_BRIEF_.
Send back the records in full, character for character.

_SUPPLIED ENTRIES_.
----------------
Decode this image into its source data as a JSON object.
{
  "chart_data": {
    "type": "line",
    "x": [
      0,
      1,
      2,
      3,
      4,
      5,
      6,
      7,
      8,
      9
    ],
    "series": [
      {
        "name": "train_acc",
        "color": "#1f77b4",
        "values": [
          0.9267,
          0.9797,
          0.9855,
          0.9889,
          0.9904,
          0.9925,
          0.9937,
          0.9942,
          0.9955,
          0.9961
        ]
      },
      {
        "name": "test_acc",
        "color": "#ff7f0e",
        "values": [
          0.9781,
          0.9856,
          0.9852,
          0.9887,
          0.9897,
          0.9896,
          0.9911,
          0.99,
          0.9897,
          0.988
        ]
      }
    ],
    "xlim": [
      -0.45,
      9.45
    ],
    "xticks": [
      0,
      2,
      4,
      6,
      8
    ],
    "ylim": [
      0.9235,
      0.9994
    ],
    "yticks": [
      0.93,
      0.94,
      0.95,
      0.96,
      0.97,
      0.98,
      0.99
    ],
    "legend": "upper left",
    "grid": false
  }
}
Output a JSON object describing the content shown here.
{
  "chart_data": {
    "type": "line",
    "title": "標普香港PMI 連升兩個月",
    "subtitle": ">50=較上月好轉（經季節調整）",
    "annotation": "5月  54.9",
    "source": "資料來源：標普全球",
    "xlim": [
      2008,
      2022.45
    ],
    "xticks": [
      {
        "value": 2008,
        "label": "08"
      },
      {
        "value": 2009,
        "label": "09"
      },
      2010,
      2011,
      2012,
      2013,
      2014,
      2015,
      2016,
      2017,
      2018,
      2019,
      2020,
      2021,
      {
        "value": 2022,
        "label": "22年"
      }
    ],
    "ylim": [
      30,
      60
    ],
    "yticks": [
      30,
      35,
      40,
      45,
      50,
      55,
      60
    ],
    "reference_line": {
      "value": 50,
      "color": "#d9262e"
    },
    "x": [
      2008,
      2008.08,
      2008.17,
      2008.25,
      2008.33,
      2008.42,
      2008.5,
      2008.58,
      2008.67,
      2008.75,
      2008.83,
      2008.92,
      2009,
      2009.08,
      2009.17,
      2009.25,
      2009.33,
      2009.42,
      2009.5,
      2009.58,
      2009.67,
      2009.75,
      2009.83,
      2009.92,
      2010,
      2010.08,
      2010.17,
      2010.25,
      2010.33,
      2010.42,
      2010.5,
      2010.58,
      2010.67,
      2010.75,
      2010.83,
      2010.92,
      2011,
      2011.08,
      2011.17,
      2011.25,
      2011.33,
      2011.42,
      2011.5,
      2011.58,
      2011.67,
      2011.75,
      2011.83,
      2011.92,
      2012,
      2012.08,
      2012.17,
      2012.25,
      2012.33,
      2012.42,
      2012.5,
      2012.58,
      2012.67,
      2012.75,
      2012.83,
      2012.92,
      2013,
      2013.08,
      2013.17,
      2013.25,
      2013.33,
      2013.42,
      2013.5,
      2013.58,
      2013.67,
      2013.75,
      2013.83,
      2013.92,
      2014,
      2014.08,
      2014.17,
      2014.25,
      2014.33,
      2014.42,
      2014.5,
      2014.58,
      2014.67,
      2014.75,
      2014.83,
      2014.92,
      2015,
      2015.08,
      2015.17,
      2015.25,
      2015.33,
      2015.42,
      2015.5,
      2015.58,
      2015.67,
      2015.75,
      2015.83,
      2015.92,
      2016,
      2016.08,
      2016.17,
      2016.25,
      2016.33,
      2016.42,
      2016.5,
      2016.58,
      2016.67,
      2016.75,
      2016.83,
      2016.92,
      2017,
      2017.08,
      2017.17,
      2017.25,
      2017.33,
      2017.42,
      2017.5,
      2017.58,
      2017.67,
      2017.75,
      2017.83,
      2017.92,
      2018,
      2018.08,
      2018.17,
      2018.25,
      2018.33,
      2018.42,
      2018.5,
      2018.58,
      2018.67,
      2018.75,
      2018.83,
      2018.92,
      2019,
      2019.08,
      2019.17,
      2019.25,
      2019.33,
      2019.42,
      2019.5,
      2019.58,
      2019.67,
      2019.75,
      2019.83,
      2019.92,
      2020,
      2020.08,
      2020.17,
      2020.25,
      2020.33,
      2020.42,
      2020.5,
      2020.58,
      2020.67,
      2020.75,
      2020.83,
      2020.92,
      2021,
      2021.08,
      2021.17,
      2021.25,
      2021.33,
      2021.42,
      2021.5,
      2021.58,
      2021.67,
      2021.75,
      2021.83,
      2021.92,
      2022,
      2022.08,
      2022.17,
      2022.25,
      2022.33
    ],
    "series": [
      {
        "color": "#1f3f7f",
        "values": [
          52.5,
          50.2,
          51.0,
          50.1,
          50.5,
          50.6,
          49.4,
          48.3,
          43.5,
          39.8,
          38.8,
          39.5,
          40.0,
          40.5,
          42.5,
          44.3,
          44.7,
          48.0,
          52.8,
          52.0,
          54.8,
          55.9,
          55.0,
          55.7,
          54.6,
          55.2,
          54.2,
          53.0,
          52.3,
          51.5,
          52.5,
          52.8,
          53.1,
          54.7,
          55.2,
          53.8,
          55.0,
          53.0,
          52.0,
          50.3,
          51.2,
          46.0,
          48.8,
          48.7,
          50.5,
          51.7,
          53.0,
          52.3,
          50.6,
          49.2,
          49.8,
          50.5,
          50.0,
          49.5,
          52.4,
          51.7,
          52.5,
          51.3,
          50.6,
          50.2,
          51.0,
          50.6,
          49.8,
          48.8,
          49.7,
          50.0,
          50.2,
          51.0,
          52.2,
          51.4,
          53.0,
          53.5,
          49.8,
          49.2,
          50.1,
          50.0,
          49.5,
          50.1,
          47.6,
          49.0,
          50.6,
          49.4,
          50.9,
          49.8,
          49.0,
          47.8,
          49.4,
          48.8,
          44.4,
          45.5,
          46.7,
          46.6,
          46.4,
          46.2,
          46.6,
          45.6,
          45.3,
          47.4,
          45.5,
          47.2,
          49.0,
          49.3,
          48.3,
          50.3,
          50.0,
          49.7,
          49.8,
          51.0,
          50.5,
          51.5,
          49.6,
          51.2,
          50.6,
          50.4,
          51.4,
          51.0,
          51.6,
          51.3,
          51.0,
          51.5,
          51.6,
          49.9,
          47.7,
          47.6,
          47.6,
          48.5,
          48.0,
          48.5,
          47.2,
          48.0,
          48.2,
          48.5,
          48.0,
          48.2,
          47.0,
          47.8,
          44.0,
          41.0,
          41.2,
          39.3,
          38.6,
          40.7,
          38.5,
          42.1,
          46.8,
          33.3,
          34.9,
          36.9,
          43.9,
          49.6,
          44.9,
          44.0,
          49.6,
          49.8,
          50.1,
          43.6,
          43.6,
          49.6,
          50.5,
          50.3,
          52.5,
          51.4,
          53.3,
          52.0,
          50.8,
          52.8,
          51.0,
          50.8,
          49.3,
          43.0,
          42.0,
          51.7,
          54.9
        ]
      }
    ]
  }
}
----------------
_IN RESPONSE_.
Decode this image into its source data as a JSON object.
{
  "chart_data": {
    "type": "line",
    "x": [
      0,
      1,
      2,
      3,
      4,
      5,
      6,
      7,
      8,
      9
    ],
    "series": [
      {
        "name": "train_acc",
        "color": "#1f77b4",
        "values": [
          0.9267,
          0.9797,
          0.9855,
          0.9889,
          0.9904,
          0.9925,
          0.9937,
          0.9942,
          0.9955,
          0.9961
        ]
      },
      {
        "name": "test_acc",
        "color": "#ff7f0e",
        "values": [
          0.9781,
          0.9856,
          0.9852,
          0.9887,
          0.9897,
          0.9896,
          0.9911,
          0.99,
          0.9897,
          0.988
        ]
      }
    ],
    "xlim": [
      -0.45,
      9.45
    ],
    "xticks": [
      0,
      2,
      4,
      6,
      8
    ],
    "ylim": [
      0.9235,
      0.9994
    ],
    "yticks": [
      0.93,
      0.94,
      0.95,
      0.96,
      0.97,
      0.98,
      0.99
    ],
    "legend": "upper left",
    "grid": false
  }
}
Output a JSON object describing the content shown here.
{
  "chart_data": {
    "type": "line",
    "title": "標普香港PMI 連升兩個月",
    "subtitle": ">50=較上月好轉（經季節調整）",
    "annotation": "5月  54.9",
    "source": "資料來源：標普全球",
    "xlim": [
      2008,
      2022.45
    ],
    "xticks": [
      {
        "value": 2008,
        "label": "08"
      },
      {
        "value": 2009,
        "label": "09"
      },
      2010,
      2011,
      2012,
      2013,
      2014,
      2015,
      2016,
      2017,
      2018,
      2019,
      2020,
      2021,
      {
        "value": 2022,
        "label": "22年"
      }
    ],
    "ylim": [
      30,
      60
    ],
    "yticks": [
      30,
      35,
      40,
      45,
      50,
      55,
      60
    ],
    "reference_line": {
      "value": 50,
      "color": "#d9262e"
    },
    "x": [
      2008,
      2008.08,
      2008.17,
      2008.25,
      2008.33,
      2008.42,
      2008.5,
      2008.58,
      2008.67,
      2008.75,
      2008.83,
      2008.92,
      2009,
      2009.08,
      2009.17,
      2009.25,
      2009.33,
      2009.42,
      2009.5,
      2009.58,
      2009.67,
      2009.75,
      2009.83,
      2009.92,
      2010,
      2010.08,
      2010.17,
      2010.25,
      2010.33,
      2010.42,
      2010.5,
      2010.58,
      2010.67,
      2010.75,
      2010.83,
      2010.92,
      2011,
      2011.08,
      2011.17,
      2011.25,
      2011.33,
      2011.42,
      2011.5,
      2011.58,
      2011.67,
      2011.75,
      2011.83,
      2011.92,
      2012,
      2012.08,
      2012.17,
      2012.25,
      2012.33,
      2012.42,
      2012.5,
      2012.58,
      2012.67,
      2012.75,
      2012.83,
      2012.92,
      2013,
      2013.08,
      2013.17,
      2013.25,
      2013.33,
      2013.42,
      2013.5,
      2013.58,
      2013.67,
      2013.75,
      2013.83,
      2013.92,
      2014,
      2014.08,
      2014.17,
      2014.25,
      2014.33,
      2014.42,
      2014.5,
      2014.58,
      2014.67,
      2014.75,
      2014.83,
      2014.92,
      2015,
      2015.08,
      2015.17,
      2015.25,
      2015.33,
      2015.42,
      2015.5,
      2015.58,
      2015.67,
      2015.75,
      2015.83,
      2015.92,
      2016,
      2016.08,
      2016.17,
      2016.25,
      2016.33,
      2016.42,
      2016.5,
      2016.58,
      2016.67,
      2016.75,
      2016.83,
      2016.92,
      2017,
      2017.08,
      2017.17,
      2017.25,
      2017.33,
      2017.42,
      2017.5,
      2017.58,
      2017.67,
      2017.75,
      2017.83,
      2017.92,
      2018,
      2018.08,
      2018.17,
      2018.25,
      2018.33,
      2018.42,
      2018.5,
      2018.58,
      2018.67,
      2018.75,
      2018.83,
      2018.92,
      2019,
      2019.08,
      2019.17,
      2019.25,
      2019.33,
      2019.42,
      2019.5,
      2019.58,
      2019.67,
      2019.75,
      2019.83,
      2019.92,
      2020,
      2020.08,
      2020.17,
      2020.25,
      2020.33,
      2020.42,
      2020.5,
      2020.58,
      2020.67,
      2020.75,
      2020.83,
      2020.92,
      2021,
      2021.08,
      2021.17,
      2021.25,
      2021.33,
      2021.42,
      2021.5,
      2021.58,
      2021.67,
      2021.75,
      2021.83,
      2021.92,
      2022,
      2022.08,
      2022.17,
      2022.25,
      2022.33
    ],
    "series": [
      {
        "color": "#1f3f7f",
        "values": [
          52.5,
          50.2,
          51.0,
          50.1,
          50.5,
          50.6,
          49.4,
          48.3,
          43.5,
          39.8,
          38.8,
          39.5,
          40.0,
          40.5,
          42.5,
          44.3,
          44.7,
          48.0,
          52.8,
          52.0,
          54.8,
          55.9,
          55.0,
          55.7,
          54.6,
          55.2,
          54.2,
          53.0,
          52.3,
          51.5,
          52.5,
          52.8,
          53.1,
          54.7,
          55.2,
          53.8,
          55.0,
          53.0,
          52.0,
          50.3,
          51.2,
          46.0,
          48.8,
          48.7,
          50.5,
          51.7,
          53.0,
          52.3,
          50.6,
          49.2,
          49.8,
          50.5,
          50.0,
          49.5,
          52.4,
          51.7,
          52.5,
          51.3,
          50.6,
          50.2,
          51.0,
          50.6,
          49.8,
          48.8,
          49.7,
          50.0,
          50.2,
          51.0,
          52.2,
          51.4,
          53.0,
          53.5,
          49.8,
          49.2,
          50.1,
          50.0,
          49.5,
          50.1,
          47.6,
          49.0,
          50.6,
          49.4,
          50.9,
          49.8,
          49.0,
          47.8,
          49.4,
          48.8,
          44.4,
          45.5,
          46.7,
          46.6,
          46.4,
          46.2,
          46.6,
          45.6,
          45.3,
          47.4,
          45.5,
          47.2,
          49.0,
          49.3,
          48.3,
          50.3,
          50.0,
          49.7,
          49.8,
          51.0,
          50.5,
          51.5,
          49.6,
          51.2,
          50.6,
          50.4,
          51.4,
          51.0,
          51.6,
          51.3,
          51.0,
          51.5,
          51.6,
          49.9,
          47.7,
          47.6,
          47.6,
          48.5,
          48.0,
          48.5,
          47.2,
          48.0,
          48.2,
          48.5,
          48.0,
          48.2,
          47.0,
          47.8,
          44.0,
          41.0,
          41.2,
          39.3,
          38.6,
          40.7,
          38.5,
          42.1,
          46.8,
          33.3,
          34.9,
          36.9,
          43.9,
          49.6,
          44.9,
          44.0,
          49.6,
          49.8,
          50.1,
          43.6,
          43.6,
          49.6,
          50.5,
          50.3,
          52.5,
          51.4,
          53.3,
          52.0,
          50.8,
          52.8,
          51.0,
          50.8,
          49.3,
          43.0,
          42.0,
          51.7,
          54.9
        ]
      }
    ]
  }
}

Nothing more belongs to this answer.